■ LISTED ENTRIES:

%%

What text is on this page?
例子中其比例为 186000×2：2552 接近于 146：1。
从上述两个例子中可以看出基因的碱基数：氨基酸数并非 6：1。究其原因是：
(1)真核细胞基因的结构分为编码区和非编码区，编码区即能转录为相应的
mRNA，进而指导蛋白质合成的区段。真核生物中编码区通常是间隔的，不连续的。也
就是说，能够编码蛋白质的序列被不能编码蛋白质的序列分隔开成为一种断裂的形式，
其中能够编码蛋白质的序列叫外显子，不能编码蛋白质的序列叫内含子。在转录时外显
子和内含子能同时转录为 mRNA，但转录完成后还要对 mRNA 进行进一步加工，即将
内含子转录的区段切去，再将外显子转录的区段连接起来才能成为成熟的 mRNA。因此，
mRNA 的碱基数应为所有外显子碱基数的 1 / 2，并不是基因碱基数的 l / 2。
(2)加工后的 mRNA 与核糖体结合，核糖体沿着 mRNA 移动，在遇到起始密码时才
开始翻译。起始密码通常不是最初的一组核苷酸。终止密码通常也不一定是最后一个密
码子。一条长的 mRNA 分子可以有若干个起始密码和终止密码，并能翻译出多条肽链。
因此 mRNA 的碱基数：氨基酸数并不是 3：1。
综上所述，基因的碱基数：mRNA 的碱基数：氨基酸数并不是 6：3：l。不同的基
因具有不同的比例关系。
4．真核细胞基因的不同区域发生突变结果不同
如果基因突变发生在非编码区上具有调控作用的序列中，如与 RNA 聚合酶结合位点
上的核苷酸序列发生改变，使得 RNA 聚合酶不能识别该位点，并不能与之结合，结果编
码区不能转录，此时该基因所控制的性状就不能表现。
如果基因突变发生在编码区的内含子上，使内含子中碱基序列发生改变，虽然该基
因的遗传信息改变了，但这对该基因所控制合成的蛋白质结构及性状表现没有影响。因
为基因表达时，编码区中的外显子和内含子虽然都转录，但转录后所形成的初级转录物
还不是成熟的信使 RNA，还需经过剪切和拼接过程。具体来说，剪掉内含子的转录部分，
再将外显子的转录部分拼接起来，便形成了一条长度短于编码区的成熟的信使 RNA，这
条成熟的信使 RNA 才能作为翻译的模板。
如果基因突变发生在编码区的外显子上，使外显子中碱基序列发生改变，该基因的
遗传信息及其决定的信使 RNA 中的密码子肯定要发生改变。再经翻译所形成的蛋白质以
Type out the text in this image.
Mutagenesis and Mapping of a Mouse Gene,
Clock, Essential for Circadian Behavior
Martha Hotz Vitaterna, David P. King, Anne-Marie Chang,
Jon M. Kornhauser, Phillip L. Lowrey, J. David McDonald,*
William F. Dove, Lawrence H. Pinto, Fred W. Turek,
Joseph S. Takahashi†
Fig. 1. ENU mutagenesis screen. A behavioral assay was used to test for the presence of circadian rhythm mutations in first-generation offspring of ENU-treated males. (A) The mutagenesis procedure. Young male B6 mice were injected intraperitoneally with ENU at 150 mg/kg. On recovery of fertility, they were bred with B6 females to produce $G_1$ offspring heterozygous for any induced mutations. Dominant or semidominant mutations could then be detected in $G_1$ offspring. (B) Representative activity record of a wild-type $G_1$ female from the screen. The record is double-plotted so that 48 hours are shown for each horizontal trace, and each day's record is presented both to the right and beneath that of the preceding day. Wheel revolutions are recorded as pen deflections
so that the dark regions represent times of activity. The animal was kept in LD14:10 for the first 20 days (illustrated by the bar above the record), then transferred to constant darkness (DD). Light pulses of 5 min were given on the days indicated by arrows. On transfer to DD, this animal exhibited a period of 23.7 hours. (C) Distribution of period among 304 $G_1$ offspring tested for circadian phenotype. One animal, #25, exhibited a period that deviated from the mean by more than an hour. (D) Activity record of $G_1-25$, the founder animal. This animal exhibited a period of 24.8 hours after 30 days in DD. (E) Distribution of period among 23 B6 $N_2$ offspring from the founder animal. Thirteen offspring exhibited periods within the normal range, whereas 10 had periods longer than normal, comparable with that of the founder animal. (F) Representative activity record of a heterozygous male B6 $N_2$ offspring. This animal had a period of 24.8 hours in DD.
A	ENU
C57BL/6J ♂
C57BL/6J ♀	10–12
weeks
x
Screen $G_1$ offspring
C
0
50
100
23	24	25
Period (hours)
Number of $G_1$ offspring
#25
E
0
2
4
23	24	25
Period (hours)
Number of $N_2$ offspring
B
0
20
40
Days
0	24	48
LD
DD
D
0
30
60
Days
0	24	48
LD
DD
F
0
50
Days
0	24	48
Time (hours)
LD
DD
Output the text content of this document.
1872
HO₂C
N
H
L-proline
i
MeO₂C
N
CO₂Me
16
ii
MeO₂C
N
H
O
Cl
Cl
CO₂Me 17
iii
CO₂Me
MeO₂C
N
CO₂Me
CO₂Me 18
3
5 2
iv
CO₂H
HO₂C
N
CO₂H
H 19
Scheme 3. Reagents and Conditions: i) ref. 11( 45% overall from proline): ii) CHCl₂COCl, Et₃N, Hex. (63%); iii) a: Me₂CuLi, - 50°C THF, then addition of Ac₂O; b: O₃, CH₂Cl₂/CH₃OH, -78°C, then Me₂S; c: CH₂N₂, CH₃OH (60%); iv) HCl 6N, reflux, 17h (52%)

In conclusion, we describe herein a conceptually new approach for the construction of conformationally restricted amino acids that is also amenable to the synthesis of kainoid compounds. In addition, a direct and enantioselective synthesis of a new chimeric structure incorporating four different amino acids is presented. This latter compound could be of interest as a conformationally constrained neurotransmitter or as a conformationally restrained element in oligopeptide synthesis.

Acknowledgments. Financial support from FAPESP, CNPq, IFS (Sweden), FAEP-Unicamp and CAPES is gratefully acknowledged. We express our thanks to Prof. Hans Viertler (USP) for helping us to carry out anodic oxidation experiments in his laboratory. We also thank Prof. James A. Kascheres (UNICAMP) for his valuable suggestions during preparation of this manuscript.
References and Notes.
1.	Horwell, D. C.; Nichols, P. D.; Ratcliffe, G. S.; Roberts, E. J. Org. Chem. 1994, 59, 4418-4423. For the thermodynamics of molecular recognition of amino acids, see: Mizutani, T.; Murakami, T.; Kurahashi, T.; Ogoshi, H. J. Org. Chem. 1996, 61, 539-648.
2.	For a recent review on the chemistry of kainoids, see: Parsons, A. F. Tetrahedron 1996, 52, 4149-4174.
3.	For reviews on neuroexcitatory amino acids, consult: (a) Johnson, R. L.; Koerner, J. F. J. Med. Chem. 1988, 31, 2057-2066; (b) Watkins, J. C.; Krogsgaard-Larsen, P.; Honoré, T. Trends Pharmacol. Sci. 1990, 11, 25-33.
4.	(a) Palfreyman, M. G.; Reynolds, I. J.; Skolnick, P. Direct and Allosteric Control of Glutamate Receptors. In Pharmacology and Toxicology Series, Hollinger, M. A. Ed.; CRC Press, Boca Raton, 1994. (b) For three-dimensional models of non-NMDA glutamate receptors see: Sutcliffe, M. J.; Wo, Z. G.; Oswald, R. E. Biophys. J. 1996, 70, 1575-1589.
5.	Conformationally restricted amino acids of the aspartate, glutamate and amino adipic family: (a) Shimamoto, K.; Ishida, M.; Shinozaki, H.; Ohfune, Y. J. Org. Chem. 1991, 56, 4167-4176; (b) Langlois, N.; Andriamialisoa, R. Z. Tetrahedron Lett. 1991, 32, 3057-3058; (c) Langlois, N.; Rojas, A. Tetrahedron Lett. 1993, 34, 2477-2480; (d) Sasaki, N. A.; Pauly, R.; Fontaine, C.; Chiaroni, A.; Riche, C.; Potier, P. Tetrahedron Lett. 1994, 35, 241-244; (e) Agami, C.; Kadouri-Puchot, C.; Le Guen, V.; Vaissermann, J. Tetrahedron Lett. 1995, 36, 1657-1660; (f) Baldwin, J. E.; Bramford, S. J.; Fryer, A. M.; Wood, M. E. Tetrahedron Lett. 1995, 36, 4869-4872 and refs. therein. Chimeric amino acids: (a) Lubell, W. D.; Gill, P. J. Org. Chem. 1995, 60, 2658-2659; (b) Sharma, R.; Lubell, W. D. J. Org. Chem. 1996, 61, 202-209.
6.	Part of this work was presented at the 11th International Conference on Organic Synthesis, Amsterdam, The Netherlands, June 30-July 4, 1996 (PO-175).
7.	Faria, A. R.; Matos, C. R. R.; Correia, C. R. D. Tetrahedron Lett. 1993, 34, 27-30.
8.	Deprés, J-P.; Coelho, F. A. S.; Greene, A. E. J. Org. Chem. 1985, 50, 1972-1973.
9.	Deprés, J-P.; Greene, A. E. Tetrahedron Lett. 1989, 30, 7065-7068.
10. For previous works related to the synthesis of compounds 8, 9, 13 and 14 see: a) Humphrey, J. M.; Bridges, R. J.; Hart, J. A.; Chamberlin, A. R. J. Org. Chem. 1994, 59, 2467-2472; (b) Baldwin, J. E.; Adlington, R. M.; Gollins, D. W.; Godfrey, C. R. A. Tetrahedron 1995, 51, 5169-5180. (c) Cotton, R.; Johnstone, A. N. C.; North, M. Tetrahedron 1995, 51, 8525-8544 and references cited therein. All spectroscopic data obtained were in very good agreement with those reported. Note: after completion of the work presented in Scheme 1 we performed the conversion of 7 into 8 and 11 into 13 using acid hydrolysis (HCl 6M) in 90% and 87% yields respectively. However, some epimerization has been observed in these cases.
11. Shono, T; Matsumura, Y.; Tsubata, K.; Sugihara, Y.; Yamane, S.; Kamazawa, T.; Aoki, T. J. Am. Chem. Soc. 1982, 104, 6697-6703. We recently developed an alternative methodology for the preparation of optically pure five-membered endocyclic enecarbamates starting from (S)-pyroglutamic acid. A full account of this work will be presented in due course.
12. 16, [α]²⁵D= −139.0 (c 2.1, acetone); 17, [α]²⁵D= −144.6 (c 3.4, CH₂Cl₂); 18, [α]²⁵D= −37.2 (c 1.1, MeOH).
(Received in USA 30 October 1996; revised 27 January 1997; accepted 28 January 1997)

%%

■ WHAT YOU ARE ASKED TO DO: Within the entries above, some lines may contain "David". Report how many, and nothing else.

■ TASK SOLUTION: 2